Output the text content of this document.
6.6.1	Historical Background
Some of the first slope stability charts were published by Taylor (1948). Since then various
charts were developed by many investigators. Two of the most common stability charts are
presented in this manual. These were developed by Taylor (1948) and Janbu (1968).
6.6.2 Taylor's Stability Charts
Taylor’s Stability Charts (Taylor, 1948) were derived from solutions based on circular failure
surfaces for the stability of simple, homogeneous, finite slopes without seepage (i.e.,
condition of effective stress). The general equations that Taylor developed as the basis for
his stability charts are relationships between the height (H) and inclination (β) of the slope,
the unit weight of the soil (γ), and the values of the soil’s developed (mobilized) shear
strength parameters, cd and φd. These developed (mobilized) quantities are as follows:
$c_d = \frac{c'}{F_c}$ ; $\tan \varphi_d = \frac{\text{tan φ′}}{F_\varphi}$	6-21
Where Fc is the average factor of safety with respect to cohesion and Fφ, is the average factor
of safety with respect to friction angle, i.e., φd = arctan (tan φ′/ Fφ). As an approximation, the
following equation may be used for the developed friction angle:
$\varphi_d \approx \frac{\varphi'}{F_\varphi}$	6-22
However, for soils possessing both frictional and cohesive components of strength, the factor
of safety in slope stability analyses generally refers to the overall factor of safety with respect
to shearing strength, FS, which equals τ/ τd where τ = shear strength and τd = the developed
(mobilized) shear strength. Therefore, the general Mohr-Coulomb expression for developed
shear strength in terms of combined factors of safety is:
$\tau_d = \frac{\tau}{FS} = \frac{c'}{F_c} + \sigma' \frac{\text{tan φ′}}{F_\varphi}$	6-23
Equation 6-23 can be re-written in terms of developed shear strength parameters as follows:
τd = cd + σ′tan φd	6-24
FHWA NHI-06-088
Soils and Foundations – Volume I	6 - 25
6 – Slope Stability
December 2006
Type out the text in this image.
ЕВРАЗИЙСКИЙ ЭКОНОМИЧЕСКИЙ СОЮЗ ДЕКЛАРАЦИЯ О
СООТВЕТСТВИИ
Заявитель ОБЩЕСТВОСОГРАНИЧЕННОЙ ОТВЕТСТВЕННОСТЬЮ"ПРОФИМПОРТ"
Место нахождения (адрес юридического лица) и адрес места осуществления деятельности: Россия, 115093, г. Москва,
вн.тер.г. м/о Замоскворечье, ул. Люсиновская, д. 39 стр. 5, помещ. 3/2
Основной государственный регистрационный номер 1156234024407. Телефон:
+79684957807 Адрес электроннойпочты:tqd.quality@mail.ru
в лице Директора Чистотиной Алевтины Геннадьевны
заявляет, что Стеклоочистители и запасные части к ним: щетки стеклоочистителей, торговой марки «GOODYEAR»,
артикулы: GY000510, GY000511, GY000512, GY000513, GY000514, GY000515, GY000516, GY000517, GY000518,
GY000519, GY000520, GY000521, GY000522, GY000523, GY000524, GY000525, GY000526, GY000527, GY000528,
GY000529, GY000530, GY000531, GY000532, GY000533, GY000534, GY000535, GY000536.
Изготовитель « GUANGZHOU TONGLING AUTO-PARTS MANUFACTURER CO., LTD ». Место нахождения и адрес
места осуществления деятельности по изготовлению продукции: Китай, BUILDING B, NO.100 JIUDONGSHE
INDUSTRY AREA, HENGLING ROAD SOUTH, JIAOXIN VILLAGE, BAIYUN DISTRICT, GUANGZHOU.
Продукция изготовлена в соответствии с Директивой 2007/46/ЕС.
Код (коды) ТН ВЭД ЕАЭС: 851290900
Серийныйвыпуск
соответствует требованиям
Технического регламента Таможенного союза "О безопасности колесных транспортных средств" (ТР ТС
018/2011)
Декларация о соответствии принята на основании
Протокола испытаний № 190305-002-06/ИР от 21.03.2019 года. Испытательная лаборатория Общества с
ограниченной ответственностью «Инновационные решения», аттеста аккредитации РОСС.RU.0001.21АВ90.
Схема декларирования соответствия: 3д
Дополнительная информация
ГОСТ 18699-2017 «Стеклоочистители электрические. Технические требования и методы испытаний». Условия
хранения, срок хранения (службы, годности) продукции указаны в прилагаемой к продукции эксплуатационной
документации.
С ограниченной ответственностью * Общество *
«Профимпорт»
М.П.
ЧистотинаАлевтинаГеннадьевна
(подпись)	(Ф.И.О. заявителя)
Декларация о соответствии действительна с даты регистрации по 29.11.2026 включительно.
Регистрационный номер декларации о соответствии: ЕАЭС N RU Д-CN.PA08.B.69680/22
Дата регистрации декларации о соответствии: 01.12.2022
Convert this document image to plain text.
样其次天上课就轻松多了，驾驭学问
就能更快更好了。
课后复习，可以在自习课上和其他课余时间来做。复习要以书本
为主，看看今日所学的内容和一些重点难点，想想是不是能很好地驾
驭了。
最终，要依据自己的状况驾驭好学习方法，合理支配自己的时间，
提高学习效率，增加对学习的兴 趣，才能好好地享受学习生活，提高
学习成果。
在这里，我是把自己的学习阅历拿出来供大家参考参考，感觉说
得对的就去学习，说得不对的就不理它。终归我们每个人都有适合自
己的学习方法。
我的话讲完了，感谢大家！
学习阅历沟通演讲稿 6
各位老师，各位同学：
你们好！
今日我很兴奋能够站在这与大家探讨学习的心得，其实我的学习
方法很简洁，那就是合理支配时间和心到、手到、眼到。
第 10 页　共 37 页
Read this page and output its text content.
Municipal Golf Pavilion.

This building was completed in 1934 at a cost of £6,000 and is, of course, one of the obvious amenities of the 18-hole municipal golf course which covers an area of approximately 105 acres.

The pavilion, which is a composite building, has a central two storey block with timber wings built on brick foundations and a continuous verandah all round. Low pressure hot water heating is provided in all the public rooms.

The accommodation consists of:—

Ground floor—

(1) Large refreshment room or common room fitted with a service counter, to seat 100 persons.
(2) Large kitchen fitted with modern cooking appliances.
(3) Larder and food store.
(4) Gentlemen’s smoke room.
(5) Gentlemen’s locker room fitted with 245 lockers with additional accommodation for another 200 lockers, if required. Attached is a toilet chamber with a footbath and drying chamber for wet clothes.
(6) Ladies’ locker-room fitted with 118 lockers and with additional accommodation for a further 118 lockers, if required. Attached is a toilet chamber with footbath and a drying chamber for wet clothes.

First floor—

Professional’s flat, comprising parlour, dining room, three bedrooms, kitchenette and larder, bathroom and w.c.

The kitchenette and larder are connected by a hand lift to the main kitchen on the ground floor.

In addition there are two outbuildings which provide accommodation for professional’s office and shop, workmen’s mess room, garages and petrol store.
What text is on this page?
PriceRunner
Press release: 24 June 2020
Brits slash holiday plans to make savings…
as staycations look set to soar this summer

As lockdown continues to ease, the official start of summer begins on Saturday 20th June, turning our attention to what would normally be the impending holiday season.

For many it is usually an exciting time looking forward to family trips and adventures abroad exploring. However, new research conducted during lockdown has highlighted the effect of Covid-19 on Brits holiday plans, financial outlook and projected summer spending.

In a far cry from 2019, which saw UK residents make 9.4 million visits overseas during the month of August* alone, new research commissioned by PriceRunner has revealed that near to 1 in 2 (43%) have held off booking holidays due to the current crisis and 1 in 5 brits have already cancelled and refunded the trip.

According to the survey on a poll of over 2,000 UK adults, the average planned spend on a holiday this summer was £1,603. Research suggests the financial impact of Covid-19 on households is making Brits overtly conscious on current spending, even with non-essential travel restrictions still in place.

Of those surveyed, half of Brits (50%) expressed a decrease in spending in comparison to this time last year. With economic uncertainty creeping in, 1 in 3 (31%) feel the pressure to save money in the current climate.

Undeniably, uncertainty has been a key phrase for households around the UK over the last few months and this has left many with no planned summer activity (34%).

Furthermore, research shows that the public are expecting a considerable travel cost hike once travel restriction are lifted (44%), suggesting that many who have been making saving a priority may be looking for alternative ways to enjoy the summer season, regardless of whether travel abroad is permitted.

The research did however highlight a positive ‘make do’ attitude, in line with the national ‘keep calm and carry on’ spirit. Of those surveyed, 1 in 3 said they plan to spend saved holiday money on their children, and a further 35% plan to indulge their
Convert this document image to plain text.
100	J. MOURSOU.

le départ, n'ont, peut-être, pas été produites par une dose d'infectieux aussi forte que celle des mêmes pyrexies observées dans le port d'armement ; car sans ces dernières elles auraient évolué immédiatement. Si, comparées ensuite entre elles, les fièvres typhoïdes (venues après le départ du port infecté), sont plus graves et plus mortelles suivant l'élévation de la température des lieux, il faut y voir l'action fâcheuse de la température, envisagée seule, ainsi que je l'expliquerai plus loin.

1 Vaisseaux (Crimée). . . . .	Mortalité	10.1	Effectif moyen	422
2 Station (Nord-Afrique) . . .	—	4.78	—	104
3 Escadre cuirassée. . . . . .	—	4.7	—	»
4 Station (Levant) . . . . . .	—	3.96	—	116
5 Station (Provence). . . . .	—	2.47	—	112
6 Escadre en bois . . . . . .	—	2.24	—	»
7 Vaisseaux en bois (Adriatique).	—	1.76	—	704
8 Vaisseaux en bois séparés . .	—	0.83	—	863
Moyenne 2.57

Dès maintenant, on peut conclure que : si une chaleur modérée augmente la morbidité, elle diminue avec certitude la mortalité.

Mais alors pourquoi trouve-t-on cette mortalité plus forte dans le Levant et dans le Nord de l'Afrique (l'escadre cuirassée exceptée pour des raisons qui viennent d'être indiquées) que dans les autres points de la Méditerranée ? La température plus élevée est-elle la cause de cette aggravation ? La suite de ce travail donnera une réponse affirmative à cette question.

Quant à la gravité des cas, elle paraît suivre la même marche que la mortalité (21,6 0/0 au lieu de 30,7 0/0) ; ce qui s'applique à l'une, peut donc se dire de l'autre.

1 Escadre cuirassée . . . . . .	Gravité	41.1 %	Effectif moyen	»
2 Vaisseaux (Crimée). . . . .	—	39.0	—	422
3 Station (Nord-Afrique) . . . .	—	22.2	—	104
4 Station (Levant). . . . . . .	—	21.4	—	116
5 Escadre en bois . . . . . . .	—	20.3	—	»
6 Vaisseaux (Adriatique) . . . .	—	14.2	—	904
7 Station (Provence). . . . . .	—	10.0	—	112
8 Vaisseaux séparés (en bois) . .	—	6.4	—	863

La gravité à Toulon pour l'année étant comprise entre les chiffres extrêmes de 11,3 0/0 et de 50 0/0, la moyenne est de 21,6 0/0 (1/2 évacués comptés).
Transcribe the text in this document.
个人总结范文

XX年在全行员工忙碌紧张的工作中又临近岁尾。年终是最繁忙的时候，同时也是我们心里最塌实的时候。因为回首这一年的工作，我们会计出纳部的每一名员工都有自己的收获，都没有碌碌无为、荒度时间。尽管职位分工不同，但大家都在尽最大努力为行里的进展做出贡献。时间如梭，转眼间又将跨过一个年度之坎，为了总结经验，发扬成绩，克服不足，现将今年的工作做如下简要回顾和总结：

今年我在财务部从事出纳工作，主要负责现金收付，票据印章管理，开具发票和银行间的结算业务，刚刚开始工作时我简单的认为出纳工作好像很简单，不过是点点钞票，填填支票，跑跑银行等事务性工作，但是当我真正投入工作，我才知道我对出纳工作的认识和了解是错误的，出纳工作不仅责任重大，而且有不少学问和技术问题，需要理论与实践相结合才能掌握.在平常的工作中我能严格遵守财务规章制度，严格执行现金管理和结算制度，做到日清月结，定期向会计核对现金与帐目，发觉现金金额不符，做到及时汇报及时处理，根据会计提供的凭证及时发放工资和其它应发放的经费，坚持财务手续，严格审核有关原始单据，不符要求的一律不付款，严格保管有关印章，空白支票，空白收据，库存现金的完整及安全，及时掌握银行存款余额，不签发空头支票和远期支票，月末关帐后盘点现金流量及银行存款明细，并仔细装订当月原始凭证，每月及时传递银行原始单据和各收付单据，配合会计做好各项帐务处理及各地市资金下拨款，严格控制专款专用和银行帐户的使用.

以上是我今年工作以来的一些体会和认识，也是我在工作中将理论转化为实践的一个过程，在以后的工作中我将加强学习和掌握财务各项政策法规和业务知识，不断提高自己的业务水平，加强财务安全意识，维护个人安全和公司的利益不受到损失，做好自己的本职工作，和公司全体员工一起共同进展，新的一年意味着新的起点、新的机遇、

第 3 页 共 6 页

* [STATED EXERCISE]:
Look through the entries above and report each line where the string "Station" occurs.

* [RESPONSE TO THIS EXERCISE]:
2 Station (Nord-Afrique) . . .	—	4.78	—	104
4 Station (Levant) . . . . . .	—	3.96	—	116
5 Station (Provence). . . . .	—	2.47	—	112
3 Station (Nord-Afrique) . . . .	—	22.2	—	104
4 Station (Levant). . . . . . .	—	21.4	—	116
7 Station (Provence). . . . . .	—	10.0	—	112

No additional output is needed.